- _DATA FOR THE TASK_:
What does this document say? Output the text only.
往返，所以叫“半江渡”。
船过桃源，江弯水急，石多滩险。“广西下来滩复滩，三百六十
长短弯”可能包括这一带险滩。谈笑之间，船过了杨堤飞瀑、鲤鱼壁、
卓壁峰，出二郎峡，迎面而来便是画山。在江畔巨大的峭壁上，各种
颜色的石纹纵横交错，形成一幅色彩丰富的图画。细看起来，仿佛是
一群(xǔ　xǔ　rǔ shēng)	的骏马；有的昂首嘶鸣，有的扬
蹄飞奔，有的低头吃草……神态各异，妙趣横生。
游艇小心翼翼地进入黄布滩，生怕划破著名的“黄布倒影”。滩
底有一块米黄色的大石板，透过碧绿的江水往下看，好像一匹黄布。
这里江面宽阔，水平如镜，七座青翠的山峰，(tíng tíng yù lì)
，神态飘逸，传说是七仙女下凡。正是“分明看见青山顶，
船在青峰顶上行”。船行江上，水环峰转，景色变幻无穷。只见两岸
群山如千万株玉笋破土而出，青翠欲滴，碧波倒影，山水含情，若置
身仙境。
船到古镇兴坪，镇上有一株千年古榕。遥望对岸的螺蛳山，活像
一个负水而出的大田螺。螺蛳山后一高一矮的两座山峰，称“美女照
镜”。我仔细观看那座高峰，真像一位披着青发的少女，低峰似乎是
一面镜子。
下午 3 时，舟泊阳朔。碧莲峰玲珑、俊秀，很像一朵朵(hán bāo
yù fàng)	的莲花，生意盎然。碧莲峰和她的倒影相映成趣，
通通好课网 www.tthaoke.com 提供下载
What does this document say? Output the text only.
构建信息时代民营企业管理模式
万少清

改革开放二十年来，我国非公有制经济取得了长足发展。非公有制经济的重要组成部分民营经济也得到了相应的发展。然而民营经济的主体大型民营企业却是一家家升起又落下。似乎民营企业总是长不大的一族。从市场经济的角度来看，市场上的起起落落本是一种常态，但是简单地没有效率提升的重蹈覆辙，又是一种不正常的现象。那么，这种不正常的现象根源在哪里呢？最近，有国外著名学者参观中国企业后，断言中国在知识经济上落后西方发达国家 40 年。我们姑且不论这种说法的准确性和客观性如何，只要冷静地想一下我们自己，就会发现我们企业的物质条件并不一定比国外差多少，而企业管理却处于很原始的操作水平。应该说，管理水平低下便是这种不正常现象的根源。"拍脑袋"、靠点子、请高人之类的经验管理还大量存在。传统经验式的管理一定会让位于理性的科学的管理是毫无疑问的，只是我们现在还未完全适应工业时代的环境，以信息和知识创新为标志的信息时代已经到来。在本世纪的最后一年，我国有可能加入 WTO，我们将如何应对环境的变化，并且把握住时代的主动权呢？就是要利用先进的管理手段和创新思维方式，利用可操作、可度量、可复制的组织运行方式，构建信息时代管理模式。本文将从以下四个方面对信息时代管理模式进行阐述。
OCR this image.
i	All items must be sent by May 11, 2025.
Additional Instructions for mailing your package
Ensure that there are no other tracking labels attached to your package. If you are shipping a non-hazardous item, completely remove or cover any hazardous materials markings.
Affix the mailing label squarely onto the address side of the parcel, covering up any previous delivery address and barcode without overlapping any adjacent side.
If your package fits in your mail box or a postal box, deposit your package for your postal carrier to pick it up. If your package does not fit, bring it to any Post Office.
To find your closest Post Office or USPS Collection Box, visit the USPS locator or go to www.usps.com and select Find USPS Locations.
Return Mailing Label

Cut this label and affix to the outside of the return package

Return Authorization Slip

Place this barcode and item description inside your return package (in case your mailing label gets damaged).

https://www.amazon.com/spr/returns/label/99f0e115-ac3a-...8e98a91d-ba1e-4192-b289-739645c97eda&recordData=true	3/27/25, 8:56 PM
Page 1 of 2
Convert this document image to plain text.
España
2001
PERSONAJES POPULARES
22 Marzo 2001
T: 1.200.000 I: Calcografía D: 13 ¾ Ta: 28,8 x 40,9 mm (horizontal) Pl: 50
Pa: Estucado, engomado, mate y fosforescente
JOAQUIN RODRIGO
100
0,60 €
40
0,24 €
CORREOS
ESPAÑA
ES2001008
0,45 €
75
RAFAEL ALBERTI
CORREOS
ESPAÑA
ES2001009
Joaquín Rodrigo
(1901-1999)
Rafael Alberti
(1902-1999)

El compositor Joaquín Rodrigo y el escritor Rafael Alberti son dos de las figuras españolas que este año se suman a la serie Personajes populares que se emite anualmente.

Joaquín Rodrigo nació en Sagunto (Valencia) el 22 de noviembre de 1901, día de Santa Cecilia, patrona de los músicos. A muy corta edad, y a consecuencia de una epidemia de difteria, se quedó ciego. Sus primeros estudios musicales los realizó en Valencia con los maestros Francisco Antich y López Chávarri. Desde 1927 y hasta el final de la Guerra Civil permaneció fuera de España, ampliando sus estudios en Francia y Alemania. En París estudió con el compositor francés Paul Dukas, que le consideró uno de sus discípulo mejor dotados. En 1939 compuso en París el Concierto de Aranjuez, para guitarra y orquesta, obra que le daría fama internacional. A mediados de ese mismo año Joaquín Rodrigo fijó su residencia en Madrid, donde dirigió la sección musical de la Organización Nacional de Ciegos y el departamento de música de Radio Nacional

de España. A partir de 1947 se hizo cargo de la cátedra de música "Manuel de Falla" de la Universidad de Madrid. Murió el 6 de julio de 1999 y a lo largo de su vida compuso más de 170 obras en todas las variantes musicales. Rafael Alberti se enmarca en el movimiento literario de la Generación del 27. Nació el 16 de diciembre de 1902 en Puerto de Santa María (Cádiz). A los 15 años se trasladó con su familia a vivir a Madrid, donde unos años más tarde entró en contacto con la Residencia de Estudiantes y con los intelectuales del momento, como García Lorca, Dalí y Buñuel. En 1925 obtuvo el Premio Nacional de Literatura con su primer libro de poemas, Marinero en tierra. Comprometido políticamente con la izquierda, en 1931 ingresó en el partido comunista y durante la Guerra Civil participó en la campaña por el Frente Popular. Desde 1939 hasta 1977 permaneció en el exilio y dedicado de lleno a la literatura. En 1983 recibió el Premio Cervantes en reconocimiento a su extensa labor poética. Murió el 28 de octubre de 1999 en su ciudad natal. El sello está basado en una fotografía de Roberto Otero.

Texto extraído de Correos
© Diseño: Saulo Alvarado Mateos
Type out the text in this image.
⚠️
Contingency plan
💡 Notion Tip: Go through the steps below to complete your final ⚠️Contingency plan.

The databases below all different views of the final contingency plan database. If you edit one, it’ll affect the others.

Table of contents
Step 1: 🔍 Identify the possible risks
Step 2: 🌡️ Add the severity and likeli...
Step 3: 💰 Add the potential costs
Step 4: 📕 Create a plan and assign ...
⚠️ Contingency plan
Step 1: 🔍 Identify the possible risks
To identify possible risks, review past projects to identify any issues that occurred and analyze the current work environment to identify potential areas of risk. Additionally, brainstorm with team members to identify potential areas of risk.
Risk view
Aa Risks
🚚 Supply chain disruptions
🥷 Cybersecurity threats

- _SHORT TASK_:
Using the data above, copy each line that contains "potential".

- _SOLUTION FOR THIS TASK_:
Step 3: 💰 Add the potential costs
To identify possible risks, review past projects to identify any issues that occurred and analyze the current work environment to identify potential areas of risk. Additionally, brainstorm with team members to identify potential areas of risk.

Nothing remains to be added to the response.